Work order: Work out how many lines in the data include the string "axis"; reply with that number alone.

+++

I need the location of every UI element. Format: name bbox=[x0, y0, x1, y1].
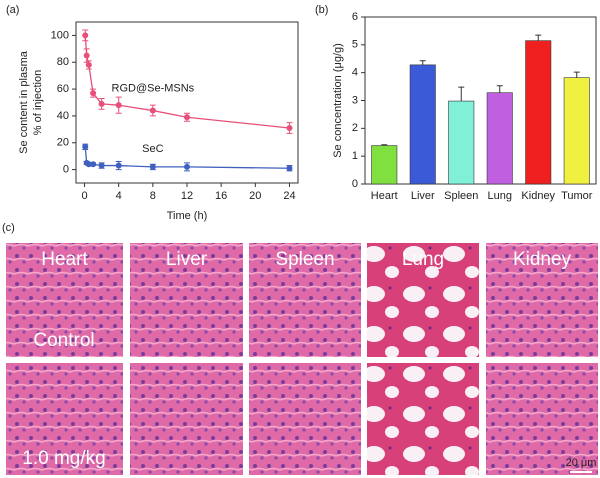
column-label: Kidney bbox=[513, 249, 572, 270]
row-label: 1.0 mg/kg bbox=[22, 448, 105, 469]
y-tick-label: 3 bbox=[352, 94, 358, 106]
data-point bbox=[82, 32, 89, 39]
y-tick-label: 5 bbox=[352, 39, 358, 51]
y-tick-label: 1 bbox=[352, 150, 358, 162]
data-point bbox=[286, 165, 293, 172]
bar bbox=[448, 100, 475, 185]
data-point bbox=[184, 114, 190, 121]
x-tick-label: 24 bbox=[283, 190, 295, 202]
bar bbox=[409, 64, 436, 185]
x-tick-label: 12 bbox=[181, 190, 193, 202]
x-tick-label: 16 bbox=[215, 190, 227, 202]
data-point bbox=[90, 90, 97, 97]
tissue-image bbox=[130, 243, 243, 357]
data-point bbox=[286, 124, 293, 131]
y-tick-label: 60 bbox=[57, 83, 69, 95]
tissue-image bbox=[367, 363, 479, 475]
data-point bbox=[115, 102, 122, 109]
error-bar bbox=[381, 144, 388, 146]
tissue-image bbox=[130, 363, 243, 475]
x-tick-label: Tumor bbox=[561, 190, 593, 202]
data-point bbox=[98, 162, 105, 169]
panel-label: (c) bbox=[2, 222, 15, 234]
data-point bbox=[115, 162, 122, 169]
x-axis-label: Time (h) bbox=[167, 210, 208, 222]
panel-label: (b) bbox=[315, 4, 328, 16]
bar bbox=[563, 77, 590, 185]
y-tick-label: 40 bbox=[57, 110, 69, 122]
data-point bbox=[149, 163, 156, 170]
column-label: Liver bbox=[166, 249, 208, 270]
y-axis-label: Se content in plasma bbox=[18, 50, 30, 154]
y-axis-label: Se concentration (μg/g) bbox=[332, 43, 344, 158]
y-tick-label: 4 bbox=[352, 67, 358, 79]
row-label: Control bbox=[33, 330, 94, 351]
data-point bbox=[82, 143, 89, 150]
series-label: SeC bbox=[142, 143, 163, 155]
column-label: Heart bbox=[41, 249, 88, 270]
y-tick-label: 2 bbox=[352, 122, 358, 134]
x-tick-label: Liver bbox=[411, 190, 435, 202]
scale-bar-label: 20 μm bbox=[566, 457, 597, 469]
y-tick-label: 20 bbox=[57, 137, 69, 149]
y-tick-label: 6 bbox=[352, 11, 358, 23]
series-label: RGD@Se-MSNs bbox=[112, 82, 195, 94]
tissue-image bbox=[486, 363, 598, 475]
column-label: Lung bbox=[402, 249, 444, 270]
error-bar bbox=[419, 60, 426, 65]
data-point bbox=[90, 161, 97, 168]
x-tick-label: 4 bbox=[116, 190, 122, 202]
x-tick-label: Kidney bbox=[521, 190, 555, 202]
x-tick-label: 0 bbox=[81, 190, 87, 202]
bar bbox=[486, 92, 513, 185]
panel-label: (a) bbox=[6, 4, 19, 16]
data-point bbox=[184, 163, 190, 170]
tissue-image bbox=[486, 243, 598, 357]
x-tick-label: 8 bbox=[150, 190, 156, 202]
histology-panel: (c) Heart Liver Spleen Lung Kidney Control 1.0 … bbox=[2, 222, 598, 475]
x-tick-label: Spleen bbox=[444, 190, 478, 202]
tissue-image bbox=[6, 363, 123, 475]
error-bar bbox=[535, 34, 542, 41]
column-label: Spleen bbox=[275, 249, 334, 270]
data-point bbox=[98, 100, 105, 107]
tissue-image bbox=[249, 363, 361, 475]
tissue-image bbox=[6, 243, 123, 357]
data-point bbox=[85, 61, 92, 68]
data-point bbox=[149, 107, 156, 114]
tissue-image bbox=[249, 243, 361, 357]
error-bar bbox=[458, 86, 465, 102]
bar bbox=[371, 145, 398, 185]
y-axis-label: % of injection bbox=[32, 70, 44, 135]
plot-frame bbox=[75, 21, 299, 184]
x-tick-label: Lung bbox=[488, 190, 512, 202]
x-tick-label: Heart bbox=[371, 190, 398, 202]
y-tick-label: 0 bbox=[352, 178, 358, 190]
y-tick-label: 80 bbox=[57, 56, 69, 68]
tissue-image bbox=[367, 243, 479, 357]
error-bar bbox=[573, 71, 580, 78]
data-point bbox=[83, 52, 90, 59]
y-tick-label: 0 bbox=[63, 163, 69, 175]
y-tick-label: 100 bbox=[51, 29, 69, 41]
bar bbox=[525, 40, 552, 185]
x-tick-label: 20 bbox=[249, 190, 261, 202]
plot-frame bbox=[364, 16, 597, 185]
error-bar bbox=[496, 85, 503, 93]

+++

Answer to this task: 4